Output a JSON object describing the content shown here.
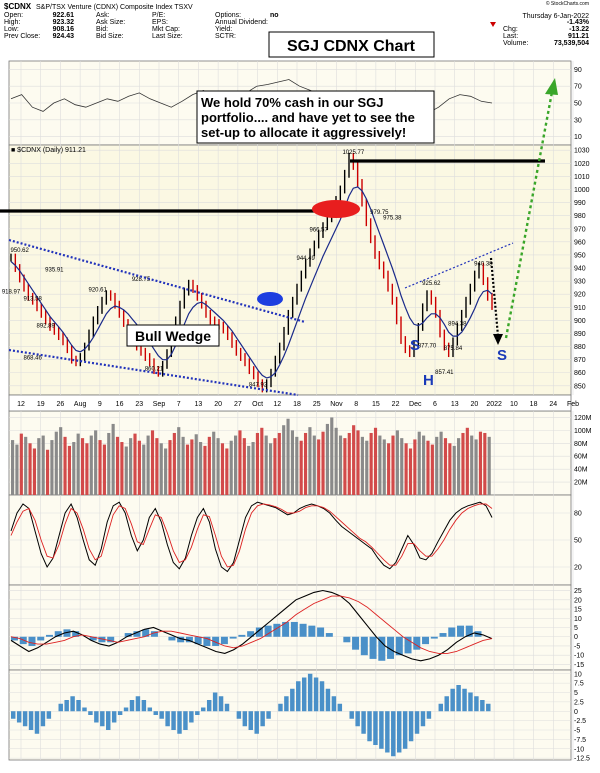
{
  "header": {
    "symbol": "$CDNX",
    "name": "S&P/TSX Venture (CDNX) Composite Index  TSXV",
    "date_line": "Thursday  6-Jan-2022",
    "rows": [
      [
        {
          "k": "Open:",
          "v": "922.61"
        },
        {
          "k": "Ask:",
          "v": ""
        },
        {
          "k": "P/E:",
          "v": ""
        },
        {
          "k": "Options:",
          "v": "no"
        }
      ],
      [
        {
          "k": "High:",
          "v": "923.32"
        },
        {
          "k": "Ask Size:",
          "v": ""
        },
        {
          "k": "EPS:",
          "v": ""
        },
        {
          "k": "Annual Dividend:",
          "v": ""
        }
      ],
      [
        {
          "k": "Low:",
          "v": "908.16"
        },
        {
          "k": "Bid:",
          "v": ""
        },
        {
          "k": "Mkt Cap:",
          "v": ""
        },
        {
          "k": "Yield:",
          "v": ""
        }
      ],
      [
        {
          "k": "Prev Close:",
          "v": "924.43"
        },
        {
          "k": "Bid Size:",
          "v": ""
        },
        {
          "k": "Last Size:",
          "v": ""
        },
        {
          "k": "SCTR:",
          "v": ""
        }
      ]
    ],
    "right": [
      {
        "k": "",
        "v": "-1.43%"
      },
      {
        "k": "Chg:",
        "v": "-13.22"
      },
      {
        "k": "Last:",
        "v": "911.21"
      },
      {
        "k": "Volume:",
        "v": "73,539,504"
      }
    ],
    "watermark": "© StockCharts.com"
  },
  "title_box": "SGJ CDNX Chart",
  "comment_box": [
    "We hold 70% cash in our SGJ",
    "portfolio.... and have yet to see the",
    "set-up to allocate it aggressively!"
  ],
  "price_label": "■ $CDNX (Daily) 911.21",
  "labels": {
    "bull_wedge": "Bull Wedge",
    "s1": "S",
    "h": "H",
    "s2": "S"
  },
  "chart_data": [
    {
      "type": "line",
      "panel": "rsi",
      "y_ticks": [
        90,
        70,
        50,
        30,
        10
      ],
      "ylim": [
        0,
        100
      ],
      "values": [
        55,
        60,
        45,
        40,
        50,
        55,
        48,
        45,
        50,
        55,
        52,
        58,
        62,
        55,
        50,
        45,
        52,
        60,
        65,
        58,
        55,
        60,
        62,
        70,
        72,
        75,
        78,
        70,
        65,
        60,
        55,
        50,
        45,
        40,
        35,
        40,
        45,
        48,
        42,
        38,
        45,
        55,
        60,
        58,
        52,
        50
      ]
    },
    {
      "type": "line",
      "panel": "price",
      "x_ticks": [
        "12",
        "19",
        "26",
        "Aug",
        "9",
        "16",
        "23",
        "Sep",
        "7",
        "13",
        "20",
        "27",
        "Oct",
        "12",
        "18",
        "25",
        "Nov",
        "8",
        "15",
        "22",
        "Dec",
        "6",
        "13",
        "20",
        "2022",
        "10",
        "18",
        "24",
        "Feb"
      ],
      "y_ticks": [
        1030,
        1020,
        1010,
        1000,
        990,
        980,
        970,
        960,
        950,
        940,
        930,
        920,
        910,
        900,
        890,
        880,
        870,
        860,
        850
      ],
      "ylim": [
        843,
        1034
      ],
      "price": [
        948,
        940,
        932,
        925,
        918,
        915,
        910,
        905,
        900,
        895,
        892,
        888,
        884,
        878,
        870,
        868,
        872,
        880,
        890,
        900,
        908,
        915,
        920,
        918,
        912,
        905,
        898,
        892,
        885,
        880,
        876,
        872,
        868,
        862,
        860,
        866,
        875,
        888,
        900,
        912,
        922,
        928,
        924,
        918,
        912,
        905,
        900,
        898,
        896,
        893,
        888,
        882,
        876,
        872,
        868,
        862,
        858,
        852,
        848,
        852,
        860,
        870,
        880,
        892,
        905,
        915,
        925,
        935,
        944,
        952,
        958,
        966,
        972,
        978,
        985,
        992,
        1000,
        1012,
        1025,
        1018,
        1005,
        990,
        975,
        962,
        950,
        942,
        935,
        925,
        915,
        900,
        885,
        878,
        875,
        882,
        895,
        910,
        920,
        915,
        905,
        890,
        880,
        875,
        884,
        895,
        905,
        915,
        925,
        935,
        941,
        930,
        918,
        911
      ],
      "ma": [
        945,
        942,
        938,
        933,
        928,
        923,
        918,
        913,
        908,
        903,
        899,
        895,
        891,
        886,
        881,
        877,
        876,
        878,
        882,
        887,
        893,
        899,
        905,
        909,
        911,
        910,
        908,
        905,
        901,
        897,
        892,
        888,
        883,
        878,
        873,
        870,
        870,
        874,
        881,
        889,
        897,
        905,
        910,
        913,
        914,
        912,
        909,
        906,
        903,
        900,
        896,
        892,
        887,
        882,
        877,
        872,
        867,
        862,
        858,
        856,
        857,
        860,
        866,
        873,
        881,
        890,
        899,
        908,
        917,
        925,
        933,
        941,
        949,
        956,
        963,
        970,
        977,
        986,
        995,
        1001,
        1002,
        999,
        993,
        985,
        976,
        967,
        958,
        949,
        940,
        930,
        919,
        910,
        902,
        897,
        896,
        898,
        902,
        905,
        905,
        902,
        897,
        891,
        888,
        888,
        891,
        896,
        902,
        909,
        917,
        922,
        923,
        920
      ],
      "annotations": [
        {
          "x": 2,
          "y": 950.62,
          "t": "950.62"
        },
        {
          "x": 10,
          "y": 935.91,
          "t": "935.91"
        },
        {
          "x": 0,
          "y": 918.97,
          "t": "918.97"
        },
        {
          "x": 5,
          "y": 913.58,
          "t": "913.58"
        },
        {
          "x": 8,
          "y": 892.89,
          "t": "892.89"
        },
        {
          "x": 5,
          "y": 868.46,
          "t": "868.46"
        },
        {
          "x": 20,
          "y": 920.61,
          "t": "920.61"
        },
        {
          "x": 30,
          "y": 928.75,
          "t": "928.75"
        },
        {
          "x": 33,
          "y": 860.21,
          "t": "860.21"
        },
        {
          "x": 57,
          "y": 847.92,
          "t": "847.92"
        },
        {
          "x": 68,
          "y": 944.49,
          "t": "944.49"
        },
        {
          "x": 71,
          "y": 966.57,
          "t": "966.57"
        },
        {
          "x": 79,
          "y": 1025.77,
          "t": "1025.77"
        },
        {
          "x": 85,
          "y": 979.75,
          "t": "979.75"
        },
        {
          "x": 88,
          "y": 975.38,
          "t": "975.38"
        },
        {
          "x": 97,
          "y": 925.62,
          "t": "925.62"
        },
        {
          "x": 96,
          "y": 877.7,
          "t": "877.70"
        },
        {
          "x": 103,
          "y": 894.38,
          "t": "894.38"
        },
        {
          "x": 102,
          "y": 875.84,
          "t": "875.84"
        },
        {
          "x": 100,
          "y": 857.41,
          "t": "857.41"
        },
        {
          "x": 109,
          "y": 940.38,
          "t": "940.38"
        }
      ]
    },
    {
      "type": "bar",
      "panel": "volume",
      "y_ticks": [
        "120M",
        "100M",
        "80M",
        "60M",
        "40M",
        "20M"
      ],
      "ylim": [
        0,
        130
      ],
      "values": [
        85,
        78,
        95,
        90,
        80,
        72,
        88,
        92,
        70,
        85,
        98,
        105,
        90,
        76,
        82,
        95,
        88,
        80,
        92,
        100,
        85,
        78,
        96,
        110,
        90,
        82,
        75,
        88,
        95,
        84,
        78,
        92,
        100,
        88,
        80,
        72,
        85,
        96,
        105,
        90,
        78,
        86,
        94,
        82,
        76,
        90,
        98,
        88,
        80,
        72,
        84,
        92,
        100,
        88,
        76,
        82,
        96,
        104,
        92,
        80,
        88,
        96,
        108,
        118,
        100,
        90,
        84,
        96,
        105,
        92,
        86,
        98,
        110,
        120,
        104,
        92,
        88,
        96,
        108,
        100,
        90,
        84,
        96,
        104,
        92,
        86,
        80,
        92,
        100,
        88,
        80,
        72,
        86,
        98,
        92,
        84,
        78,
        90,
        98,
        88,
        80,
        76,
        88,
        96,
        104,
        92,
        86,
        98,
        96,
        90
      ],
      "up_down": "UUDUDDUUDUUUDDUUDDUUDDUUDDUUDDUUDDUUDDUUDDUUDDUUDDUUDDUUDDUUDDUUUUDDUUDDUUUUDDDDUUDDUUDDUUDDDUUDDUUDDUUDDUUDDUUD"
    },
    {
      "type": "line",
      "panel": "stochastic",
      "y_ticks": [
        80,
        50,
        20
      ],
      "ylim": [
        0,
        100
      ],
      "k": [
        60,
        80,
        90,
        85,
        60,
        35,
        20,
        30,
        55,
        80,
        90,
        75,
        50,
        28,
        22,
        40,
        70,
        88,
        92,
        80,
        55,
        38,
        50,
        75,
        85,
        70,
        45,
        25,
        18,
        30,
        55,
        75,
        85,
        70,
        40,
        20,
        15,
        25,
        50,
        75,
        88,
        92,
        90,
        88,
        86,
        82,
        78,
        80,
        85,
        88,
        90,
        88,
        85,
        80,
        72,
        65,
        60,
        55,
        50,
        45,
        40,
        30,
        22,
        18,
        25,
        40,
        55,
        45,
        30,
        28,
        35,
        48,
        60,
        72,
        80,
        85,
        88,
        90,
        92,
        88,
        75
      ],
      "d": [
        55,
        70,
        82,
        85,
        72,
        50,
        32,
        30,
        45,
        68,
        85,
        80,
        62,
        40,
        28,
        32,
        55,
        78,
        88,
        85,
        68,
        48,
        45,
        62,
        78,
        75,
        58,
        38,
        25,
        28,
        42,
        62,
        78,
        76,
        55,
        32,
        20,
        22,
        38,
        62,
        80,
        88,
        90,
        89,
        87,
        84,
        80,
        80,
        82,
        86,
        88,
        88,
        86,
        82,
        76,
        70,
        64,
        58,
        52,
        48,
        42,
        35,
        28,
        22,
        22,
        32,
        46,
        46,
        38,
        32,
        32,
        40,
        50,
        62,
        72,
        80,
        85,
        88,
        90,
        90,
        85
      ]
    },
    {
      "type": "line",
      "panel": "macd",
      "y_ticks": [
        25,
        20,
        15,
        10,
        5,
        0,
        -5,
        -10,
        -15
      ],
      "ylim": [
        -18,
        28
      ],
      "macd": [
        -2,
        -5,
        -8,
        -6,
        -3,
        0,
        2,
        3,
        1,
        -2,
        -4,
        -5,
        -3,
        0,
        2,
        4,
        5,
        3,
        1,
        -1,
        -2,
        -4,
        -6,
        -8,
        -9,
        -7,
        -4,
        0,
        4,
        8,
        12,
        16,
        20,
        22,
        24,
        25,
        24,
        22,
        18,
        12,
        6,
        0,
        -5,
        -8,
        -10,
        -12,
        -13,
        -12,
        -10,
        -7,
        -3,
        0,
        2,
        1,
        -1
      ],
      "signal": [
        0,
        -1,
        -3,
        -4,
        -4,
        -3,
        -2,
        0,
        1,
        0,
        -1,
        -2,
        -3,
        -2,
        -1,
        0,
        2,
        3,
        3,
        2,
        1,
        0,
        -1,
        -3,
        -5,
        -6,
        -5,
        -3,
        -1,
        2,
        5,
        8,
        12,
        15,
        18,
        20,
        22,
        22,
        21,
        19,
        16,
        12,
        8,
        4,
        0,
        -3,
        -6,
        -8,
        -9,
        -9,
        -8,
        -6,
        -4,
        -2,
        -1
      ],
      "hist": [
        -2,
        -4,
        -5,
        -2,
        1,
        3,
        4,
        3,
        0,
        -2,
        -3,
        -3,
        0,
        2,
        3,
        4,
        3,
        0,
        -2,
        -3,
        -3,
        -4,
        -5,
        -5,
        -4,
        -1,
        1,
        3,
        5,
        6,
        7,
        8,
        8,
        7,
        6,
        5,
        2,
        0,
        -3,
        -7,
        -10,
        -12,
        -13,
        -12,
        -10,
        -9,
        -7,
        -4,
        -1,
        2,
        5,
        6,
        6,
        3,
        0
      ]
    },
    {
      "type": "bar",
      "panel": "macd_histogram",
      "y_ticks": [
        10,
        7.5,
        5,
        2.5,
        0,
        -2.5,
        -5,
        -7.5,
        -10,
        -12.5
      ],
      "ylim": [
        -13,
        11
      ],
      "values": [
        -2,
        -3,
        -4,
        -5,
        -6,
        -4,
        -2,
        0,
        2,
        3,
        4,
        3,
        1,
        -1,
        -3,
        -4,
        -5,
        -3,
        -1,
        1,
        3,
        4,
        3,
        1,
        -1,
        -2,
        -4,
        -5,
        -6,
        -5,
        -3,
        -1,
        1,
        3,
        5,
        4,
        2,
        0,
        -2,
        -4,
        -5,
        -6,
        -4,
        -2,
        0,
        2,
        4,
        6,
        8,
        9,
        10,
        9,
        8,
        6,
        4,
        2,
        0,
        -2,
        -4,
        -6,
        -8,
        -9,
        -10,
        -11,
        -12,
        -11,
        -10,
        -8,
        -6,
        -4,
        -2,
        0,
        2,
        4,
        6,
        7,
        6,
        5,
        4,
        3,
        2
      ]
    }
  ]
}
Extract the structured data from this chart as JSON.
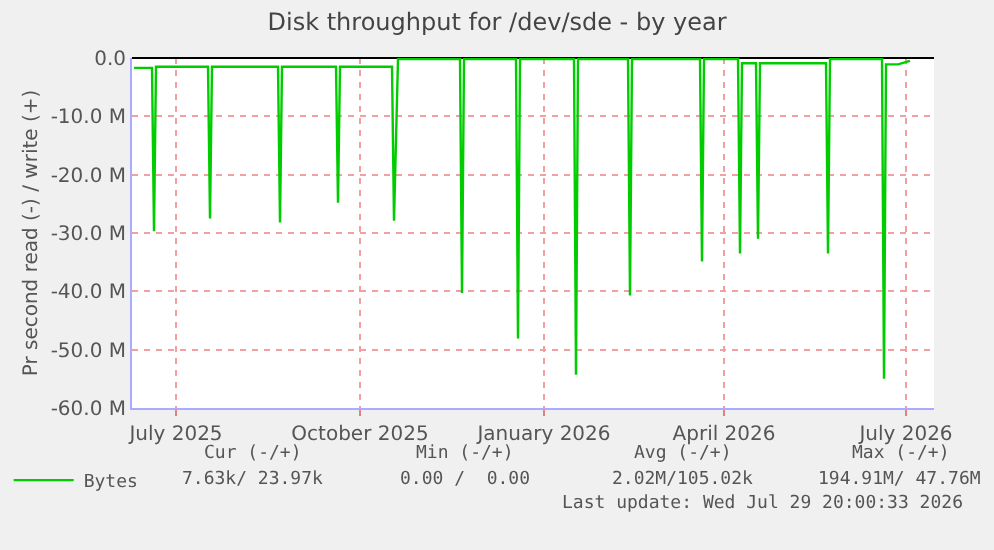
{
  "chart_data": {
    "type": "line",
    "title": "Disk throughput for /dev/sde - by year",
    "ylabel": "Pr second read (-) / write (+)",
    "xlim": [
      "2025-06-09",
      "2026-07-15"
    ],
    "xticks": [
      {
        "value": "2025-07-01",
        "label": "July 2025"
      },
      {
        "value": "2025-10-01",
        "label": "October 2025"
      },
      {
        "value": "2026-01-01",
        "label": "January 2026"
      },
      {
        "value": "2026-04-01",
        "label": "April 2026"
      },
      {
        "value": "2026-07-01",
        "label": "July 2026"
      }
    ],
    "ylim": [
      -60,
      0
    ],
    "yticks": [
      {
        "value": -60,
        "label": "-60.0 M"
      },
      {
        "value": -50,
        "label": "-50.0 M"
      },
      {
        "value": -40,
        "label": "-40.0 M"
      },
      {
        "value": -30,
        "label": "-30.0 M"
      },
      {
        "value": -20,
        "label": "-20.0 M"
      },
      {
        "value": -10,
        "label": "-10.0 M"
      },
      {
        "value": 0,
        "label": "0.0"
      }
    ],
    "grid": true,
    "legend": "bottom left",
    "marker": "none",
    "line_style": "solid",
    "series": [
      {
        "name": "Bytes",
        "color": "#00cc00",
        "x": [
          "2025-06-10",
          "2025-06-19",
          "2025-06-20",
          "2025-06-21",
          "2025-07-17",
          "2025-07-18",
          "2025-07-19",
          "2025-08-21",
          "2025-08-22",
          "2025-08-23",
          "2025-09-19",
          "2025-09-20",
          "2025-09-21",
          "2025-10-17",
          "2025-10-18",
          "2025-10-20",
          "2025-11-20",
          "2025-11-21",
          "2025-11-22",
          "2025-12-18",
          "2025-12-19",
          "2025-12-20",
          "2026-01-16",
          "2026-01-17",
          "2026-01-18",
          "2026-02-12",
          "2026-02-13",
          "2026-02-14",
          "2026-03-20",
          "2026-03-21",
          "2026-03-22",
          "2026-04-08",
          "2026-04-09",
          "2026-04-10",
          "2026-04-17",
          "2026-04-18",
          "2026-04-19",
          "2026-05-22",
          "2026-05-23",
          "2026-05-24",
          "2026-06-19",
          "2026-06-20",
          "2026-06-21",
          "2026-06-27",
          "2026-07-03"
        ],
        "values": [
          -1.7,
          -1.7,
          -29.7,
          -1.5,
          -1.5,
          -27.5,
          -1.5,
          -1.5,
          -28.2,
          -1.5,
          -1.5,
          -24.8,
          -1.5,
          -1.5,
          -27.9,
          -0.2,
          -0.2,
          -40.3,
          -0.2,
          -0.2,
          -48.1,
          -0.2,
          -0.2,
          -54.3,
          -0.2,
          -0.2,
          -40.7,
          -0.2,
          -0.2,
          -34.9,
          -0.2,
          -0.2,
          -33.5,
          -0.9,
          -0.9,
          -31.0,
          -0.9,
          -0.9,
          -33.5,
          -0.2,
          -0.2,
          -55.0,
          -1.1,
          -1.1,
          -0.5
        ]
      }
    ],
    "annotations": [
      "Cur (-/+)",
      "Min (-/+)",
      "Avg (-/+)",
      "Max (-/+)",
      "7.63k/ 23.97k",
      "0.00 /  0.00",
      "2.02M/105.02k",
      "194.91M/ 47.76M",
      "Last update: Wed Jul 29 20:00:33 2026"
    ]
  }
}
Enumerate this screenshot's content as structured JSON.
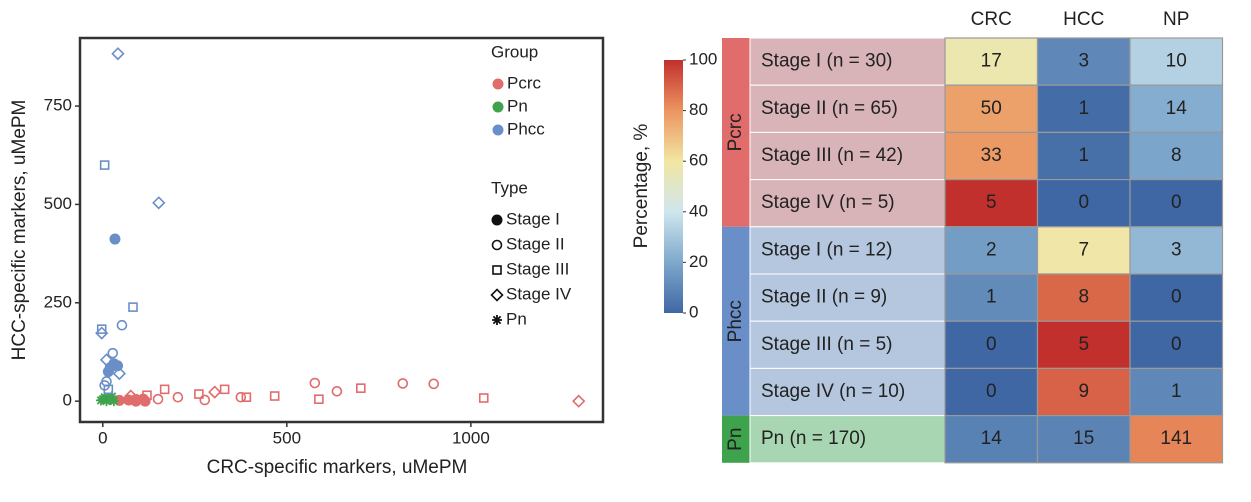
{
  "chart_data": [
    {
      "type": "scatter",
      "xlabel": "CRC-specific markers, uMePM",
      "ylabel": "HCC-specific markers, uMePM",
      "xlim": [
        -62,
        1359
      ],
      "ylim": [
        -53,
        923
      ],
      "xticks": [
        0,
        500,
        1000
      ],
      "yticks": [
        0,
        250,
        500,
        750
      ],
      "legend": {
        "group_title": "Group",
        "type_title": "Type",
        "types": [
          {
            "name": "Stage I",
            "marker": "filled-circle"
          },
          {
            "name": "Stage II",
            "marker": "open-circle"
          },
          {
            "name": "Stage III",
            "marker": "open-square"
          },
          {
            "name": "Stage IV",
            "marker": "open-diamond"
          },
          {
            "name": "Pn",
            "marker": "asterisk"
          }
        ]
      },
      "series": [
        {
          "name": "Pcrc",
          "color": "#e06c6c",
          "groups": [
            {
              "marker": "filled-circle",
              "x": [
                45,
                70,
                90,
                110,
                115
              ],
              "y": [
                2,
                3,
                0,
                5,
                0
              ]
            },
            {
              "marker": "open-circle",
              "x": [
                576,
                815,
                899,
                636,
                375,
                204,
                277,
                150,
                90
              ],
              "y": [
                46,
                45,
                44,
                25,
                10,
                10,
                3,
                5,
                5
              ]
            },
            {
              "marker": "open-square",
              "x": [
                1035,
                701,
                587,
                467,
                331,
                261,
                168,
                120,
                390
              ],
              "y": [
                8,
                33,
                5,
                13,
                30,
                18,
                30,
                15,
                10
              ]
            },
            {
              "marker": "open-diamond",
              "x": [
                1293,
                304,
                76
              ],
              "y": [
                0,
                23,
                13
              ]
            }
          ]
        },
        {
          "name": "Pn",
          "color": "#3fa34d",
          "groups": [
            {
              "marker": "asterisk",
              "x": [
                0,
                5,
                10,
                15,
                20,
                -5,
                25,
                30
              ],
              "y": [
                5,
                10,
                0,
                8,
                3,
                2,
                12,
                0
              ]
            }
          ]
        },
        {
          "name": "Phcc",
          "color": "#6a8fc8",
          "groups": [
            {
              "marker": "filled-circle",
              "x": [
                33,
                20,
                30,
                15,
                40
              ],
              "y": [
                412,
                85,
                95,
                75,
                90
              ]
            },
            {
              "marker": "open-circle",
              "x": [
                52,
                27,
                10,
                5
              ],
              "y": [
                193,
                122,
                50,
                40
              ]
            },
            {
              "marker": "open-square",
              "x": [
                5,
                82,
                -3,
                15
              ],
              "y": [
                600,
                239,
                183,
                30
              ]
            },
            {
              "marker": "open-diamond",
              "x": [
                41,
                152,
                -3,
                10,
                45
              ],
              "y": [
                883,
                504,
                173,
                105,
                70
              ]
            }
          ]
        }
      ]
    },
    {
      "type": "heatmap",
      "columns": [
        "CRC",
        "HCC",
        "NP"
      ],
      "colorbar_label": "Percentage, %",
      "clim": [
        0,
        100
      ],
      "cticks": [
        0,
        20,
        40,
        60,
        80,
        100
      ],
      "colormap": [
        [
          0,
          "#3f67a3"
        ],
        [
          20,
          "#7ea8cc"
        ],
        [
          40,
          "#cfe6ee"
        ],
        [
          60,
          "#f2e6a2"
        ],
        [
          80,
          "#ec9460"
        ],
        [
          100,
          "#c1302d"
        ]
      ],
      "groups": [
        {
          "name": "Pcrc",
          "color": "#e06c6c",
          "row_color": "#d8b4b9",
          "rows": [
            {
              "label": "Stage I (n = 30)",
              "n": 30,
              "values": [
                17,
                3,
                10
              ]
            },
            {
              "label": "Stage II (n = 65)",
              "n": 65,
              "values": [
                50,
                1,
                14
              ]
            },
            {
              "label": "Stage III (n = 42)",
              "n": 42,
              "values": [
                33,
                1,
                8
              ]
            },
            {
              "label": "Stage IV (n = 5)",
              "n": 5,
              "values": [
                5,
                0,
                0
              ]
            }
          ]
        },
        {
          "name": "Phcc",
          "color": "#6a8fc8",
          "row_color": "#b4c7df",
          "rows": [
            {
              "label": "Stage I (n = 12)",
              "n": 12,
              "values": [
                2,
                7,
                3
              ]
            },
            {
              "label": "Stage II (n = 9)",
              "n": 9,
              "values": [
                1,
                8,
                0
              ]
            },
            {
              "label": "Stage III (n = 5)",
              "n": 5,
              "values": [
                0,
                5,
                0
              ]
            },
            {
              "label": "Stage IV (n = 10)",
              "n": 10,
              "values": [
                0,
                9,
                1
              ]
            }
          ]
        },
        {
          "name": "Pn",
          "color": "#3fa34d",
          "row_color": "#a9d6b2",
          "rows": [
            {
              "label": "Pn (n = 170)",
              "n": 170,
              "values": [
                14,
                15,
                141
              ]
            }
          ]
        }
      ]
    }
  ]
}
--------
* _Requirement_
Go through the entries and return each line where the word "uMePM" appears.

* _Exercise output_
      "xlabel": "CRC-specific markers, uMePM",
      "ylabel": "HCC-specific markers, uMePM",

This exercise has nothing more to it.